▸ SET TASK
Reproduce every entry below precisely. Pictures are excluded from the copy.

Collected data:
[start]
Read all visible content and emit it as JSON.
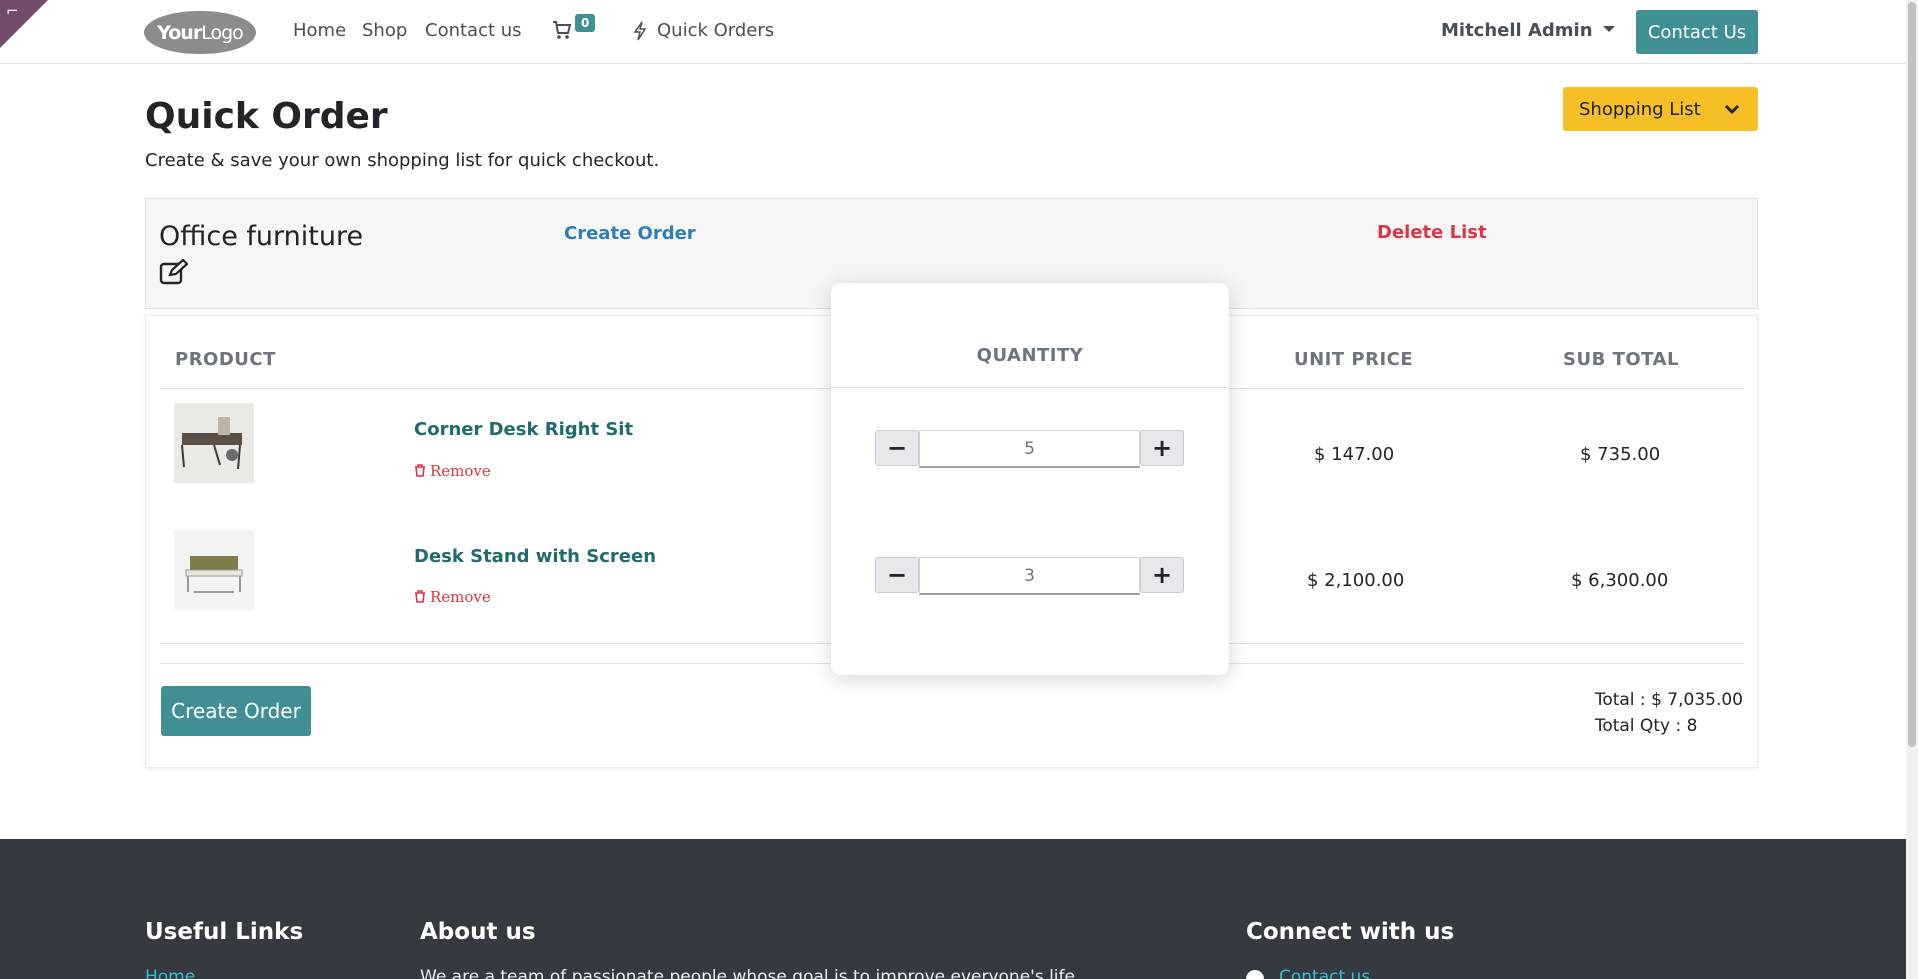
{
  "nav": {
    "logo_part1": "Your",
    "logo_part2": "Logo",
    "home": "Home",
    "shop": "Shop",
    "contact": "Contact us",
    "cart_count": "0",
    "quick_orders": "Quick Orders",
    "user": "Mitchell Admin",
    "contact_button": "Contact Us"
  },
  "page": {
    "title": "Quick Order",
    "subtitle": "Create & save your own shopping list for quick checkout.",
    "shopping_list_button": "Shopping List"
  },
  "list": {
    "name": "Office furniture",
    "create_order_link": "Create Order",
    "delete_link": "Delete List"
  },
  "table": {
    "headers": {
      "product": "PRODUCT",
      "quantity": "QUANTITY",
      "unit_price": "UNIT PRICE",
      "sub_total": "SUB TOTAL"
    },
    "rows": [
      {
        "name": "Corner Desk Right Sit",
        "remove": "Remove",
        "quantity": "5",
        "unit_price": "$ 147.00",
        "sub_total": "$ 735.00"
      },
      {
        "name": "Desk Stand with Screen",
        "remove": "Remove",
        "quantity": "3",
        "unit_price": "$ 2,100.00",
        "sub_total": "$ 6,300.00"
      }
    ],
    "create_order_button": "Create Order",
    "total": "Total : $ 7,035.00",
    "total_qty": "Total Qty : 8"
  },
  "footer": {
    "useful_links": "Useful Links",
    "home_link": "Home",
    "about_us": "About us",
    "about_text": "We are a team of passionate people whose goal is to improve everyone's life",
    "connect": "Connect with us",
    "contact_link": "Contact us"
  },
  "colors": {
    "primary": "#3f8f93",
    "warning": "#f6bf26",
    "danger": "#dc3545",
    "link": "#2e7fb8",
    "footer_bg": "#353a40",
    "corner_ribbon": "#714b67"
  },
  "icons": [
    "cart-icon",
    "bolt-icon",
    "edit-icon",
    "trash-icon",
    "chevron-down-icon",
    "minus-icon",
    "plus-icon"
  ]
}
[end]
▸ RESULT OF THE EXERCISE
Read all visible content and emit it as JSON.
{
  "nav": {
    "logo_part1": "Your",
    "logo_part2": "Logo",
    "home": "Home",
    "shop": "Shop",
    "contact": "Contact us",
    "cart_count": "0",
    "quick_orders": "Quick Orders",
    "user": "Mitchell Admin",
    "contact_button": "Contact Us"
  },
  "page": {
    "title": "Quick Order",
    "subtitle": "Create & save your own shopping list for quick checkout.",
    "shopping_list_button": "Shopping List"
  },
  "list": {
    "name": "Office furniture",
    "create_order_link": "Create Order",
    "delete_link": "Delete List"
  },
  "table": {
    "headers": {
      "product": "PRODUCT",
      "quantity": "QUANTITY",
      "unit_price": "UNIT PRICE",
      "sub_total": "SUB TOTAL"
    },
    "rows": [
      {
        "name": "Corner Desk Right Sit",
        "remove": "Remove",
        "quantity": "5",
        "unit_price": "$ 147.00",
        "sub_total": "$ 735.00"
      },
      {
        "name": "Desk Stand with Screen",
        "remove": "Remove",
        "quantity": "3",
        "unit_price": "$ 2,100.00",
        "sub_total": "$ 6,300.00"
      }
    ],
    "create_order_button": "Create Order",
    "total": "Total : $ 7,035.00",
    "total_qty": "Total Qty : 8"
  },
  "footer": {
    "useful_links": "Useful Links",
    "home_link": "Home",
    "about_us": "About us",
    "about_text": "We are a team of passionate people whose goal is to improve everyone's life",
    "connect": "Connect with us",
    "contact_link": "Contact us"
  },
  "colors": {
    "primary": "#3f8f93",
    "warning": "#f6bf26",
    "danger": "#dc3545",
    "link": "#2e7fb8",
    "footer_bg": "#353a40",
    "corner_ribbon": "#714b67"
  },
  "icons": [
    "cart-icon",
    "bolt-icon",
    "edit-icon",
    "trash-icon",
    "chevron-down-icon",
    "minus-icon",
    "plus-icon"
  ]
}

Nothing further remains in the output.